Task goal
Send back all the data below, exactly as given.

Records
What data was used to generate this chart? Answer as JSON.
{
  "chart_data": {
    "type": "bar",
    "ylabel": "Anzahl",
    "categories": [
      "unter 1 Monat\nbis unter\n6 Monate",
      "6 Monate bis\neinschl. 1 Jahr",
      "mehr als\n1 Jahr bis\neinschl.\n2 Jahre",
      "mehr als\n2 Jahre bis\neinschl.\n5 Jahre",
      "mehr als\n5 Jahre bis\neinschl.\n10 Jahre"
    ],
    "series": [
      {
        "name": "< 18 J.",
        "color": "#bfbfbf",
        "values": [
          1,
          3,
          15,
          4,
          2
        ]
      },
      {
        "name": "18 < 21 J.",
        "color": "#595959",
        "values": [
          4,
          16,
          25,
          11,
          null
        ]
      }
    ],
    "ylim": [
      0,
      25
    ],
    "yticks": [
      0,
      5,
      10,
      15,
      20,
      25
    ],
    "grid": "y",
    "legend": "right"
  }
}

Written response
What data was used to generate this chart? Answer as JSON.
{
  "chart_data": {
    "type": "bar",
    "ylabel": "Anzahl",
    "categories": [
      "unter 1 Monat\nbis unter\n6 Monate",
      "6 Monate bis\neinschl. 1 Jahr",
      "mehr als\n1 Jahr bis\neinschl.\n2 Jahre",
      "mehr als\n2 Jahre bis\neinschl.\n5 Jahre",
      "mehr als\n5 Jahre bis\neinschl.\n10 Jahre"
    ],
    "series": [
      {
        "name": "< 18 J.",
        "color": "#bfbfbf",
        "values": [
          1,
          3,
          15,
          4,
          2
        ]
      },
      {
        "name": "18 < 21 J.",
        "color": "#595959",
        "values": [
          4,
          16,
          25,
          11,
          null
        ]
      }
    ],
    "ylim": [
      0,
      25
    ],
    "yticks": [
      0,
      5,
      10,
      15,
      20,
      25
    ],
    "grid": "y",
    "legend": "right"
  }
}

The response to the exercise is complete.